» Task goal
Locate the string "this" in the records below. Copy every line where it occurs.

» Supplied records

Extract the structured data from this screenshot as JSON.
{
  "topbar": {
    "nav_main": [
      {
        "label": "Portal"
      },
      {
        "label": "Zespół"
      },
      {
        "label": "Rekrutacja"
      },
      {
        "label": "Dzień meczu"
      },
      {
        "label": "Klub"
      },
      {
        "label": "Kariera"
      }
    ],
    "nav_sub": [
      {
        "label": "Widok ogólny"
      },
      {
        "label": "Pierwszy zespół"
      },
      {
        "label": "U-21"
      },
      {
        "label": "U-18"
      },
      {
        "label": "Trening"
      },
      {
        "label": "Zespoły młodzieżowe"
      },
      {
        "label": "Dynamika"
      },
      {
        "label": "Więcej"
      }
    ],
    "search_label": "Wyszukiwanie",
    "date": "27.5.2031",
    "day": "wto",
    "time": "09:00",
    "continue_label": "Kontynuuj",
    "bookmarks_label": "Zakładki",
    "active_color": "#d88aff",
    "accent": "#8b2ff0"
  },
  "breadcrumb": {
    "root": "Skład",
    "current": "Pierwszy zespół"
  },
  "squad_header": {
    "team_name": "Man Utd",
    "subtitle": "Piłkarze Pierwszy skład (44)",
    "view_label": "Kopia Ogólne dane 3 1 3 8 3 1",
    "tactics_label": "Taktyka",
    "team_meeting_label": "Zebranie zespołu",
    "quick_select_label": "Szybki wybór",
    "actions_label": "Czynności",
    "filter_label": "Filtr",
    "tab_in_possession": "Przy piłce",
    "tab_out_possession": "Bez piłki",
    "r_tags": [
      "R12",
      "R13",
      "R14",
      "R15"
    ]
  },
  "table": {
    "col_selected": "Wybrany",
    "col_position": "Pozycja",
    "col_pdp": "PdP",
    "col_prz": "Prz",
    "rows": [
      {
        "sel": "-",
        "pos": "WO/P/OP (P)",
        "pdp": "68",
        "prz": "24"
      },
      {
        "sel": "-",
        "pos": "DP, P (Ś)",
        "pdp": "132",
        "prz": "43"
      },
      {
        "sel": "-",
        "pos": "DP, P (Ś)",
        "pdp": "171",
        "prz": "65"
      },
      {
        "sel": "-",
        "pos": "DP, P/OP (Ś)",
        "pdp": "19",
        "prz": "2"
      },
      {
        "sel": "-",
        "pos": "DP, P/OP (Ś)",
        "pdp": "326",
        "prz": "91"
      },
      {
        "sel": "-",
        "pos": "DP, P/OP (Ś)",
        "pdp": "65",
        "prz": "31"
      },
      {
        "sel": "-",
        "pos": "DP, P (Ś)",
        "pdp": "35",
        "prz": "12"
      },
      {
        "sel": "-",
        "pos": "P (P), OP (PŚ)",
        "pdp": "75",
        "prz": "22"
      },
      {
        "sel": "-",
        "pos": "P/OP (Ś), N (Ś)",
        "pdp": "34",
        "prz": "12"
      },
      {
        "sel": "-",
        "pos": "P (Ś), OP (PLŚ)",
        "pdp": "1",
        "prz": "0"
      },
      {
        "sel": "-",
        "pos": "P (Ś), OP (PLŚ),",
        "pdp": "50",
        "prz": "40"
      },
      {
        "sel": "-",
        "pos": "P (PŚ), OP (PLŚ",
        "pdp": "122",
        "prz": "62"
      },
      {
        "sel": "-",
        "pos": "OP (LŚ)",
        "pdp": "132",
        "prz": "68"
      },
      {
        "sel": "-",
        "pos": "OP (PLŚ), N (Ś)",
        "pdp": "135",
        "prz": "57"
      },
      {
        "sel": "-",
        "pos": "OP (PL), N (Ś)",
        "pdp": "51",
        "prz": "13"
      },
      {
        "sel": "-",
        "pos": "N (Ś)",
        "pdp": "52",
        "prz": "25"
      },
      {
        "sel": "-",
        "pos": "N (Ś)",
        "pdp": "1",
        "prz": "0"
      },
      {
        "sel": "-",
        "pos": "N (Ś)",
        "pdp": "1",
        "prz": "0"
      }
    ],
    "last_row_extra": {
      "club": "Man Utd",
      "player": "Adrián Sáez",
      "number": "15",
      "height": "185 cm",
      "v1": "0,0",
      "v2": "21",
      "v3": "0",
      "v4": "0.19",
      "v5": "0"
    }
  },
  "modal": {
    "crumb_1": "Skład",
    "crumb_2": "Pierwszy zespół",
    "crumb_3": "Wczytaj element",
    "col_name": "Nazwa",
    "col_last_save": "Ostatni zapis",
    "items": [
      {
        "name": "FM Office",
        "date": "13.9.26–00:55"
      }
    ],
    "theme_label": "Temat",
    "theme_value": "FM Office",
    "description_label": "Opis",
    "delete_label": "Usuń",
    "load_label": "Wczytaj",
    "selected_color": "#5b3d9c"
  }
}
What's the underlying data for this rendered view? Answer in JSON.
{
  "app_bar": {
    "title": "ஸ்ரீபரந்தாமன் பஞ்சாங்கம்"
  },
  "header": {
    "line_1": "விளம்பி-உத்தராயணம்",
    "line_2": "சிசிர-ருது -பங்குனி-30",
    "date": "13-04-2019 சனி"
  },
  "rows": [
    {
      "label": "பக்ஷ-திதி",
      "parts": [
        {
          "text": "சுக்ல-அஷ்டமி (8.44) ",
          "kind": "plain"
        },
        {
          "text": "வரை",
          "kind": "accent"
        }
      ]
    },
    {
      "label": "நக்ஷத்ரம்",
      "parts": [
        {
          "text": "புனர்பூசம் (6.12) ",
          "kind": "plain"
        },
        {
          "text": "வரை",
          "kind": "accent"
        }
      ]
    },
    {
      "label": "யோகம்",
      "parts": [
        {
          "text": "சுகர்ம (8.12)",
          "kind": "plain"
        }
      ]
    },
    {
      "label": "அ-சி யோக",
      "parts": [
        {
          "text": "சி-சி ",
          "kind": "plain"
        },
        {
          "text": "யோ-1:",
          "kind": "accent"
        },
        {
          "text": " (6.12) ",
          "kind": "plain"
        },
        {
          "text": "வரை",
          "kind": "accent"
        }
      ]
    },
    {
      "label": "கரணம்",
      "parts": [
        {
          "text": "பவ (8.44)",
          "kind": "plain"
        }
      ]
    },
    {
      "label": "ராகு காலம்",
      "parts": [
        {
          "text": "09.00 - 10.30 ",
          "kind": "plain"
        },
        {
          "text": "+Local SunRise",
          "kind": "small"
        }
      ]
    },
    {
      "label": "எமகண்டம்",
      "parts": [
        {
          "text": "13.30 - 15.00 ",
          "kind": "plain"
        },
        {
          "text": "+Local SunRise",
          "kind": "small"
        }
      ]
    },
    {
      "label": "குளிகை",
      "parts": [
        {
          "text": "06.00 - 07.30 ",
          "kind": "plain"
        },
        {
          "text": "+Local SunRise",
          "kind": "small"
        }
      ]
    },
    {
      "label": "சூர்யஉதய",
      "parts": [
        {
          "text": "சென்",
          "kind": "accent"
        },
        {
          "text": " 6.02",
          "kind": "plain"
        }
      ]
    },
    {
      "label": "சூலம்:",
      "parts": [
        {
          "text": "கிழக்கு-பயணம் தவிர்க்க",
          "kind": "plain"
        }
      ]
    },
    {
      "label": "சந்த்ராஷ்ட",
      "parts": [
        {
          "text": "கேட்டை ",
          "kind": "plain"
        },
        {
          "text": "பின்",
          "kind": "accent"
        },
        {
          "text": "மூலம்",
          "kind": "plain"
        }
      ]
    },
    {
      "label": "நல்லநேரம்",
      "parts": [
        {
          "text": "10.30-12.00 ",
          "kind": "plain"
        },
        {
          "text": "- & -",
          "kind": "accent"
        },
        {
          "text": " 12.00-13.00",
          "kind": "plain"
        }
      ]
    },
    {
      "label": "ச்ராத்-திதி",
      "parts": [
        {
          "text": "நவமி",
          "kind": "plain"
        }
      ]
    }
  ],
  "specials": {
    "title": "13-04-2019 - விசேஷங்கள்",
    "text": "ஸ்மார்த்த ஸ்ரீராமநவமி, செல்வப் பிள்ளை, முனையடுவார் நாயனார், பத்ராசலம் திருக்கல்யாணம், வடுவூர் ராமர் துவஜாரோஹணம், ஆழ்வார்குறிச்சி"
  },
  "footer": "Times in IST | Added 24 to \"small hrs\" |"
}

» The solution
Extract the structured data from this screenshot as JSON.
What's the underlying data for this rendered view? Answer in JSON.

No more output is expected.